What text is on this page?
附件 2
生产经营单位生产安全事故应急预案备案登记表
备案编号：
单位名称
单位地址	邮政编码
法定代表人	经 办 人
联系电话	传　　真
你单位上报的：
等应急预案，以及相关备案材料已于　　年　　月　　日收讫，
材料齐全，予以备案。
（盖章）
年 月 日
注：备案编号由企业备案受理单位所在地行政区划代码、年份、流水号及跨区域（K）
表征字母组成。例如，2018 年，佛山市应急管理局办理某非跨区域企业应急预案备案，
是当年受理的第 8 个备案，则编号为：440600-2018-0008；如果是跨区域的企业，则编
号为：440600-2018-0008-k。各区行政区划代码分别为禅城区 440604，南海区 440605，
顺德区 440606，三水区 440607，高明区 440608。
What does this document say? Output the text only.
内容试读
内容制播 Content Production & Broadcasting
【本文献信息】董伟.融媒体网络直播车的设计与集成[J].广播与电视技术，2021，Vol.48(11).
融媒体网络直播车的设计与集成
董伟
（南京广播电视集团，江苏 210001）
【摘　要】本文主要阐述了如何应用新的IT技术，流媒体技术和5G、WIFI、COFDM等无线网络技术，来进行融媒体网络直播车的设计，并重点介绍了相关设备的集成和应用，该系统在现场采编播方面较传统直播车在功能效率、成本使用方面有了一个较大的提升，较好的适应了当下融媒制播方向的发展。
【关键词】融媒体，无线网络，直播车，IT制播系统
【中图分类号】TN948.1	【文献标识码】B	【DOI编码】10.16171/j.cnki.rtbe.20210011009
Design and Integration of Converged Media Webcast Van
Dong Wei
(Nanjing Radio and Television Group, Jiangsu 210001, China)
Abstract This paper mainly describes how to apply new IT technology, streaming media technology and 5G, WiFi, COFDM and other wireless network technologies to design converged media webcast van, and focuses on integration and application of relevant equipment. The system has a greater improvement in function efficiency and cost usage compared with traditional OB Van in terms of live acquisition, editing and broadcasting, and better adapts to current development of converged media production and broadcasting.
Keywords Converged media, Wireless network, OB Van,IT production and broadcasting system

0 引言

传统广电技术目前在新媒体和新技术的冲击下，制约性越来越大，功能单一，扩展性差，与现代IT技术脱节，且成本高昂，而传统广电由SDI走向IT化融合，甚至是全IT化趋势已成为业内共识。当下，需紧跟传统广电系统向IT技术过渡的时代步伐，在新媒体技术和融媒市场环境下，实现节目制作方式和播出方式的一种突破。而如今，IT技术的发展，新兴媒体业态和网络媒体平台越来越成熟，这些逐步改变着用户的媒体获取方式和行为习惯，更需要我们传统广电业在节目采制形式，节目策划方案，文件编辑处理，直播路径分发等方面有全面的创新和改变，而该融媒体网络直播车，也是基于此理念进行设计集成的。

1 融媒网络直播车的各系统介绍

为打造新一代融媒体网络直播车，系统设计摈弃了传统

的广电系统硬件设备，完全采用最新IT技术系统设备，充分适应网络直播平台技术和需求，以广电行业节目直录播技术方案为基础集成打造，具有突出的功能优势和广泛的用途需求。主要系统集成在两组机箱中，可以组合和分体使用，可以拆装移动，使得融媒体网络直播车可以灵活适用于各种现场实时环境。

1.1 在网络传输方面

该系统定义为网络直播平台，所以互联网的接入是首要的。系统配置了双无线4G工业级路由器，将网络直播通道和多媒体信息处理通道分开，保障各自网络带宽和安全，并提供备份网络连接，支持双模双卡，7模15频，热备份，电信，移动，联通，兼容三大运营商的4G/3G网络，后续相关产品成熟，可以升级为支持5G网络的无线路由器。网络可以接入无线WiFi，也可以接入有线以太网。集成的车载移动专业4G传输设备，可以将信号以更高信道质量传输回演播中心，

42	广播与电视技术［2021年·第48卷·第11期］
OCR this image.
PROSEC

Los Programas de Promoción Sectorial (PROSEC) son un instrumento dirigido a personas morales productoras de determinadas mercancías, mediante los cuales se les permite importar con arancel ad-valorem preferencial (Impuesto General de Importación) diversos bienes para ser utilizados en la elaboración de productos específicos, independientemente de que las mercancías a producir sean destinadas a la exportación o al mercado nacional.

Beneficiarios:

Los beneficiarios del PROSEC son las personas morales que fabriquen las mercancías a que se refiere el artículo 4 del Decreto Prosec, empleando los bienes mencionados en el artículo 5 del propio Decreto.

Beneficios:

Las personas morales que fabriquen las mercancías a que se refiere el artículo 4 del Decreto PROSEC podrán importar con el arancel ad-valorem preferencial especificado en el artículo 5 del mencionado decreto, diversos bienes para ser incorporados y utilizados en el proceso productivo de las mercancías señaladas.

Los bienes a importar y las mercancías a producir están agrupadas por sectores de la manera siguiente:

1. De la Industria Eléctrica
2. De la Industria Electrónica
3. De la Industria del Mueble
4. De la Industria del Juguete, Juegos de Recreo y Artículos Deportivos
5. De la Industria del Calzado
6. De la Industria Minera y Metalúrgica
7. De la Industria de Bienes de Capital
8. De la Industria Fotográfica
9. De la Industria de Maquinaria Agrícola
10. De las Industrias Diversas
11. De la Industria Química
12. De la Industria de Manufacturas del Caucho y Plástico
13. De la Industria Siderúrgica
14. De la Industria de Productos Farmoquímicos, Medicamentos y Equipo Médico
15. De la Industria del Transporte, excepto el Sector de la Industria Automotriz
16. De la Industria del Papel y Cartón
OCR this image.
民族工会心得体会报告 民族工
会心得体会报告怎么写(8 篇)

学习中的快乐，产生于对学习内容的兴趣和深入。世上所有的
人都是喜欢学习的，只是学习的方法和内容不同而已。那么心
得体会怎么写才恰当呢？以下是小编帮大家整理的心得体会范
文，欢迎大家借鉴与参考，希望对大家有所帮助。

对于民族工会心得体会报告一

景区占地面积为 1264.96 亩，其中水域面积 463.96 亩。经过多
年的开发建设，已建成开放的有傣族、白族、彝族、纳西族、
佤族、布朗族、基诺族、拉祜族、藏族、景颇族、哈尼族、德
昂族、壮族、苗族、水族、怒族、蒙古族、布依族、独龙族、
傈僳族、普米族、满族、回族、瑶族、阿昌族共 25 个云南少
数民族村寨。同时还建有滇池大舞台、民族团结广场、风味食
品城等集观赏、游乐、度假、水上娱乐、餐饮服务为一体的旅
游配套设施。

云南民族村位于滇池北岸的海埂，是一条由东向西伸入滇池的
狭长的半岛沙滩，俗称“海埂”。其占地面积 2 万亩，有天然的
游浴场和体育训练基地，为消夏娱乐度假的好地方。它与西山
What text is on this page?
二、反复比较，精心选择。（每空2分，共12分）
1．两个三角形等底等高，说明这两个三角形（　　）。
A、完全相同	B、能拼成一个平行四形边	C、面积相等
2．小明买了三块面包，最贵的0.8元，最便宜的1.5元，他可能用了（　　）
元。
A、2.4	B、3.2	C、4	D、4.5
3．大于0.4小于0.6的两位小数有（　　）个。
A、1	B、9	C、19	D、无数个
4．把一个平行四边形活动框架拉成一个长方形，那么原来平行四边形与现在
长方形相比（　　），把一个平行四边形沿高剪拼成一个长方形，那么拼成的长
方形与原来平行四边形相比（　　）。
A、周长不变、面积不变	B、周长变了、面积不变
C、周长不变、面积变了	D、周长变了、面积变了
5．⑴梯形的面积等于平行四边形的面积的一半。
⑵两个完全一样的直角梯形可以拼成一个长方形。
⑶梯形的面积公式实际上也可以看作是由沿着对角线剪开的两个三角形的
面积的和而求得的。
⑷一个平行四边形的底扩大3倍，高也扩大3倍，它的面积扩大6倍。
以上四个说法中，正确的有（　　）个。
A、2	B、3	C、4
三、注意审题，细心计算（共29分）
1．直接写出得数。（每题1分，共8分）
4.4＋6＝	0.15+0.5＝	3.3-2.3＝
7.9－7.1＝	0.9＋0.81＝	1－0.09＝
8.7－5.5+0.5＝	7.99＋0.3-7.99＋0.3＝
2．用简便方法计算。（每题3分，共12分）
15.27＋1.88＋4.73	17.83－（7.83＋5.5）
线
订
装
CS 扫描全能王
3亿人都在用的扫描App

--

**Task to carry out**
Copy all lines of the material above where the string "融媒体网络直播车的设计与集成" occurs.

**Output of the exercise**
【本文献信息】董伟.融媒体网络直播车的设计与集成[J].广播与电视技术，2021，Vol.48(11).
融媒体网络直播车的设计与集成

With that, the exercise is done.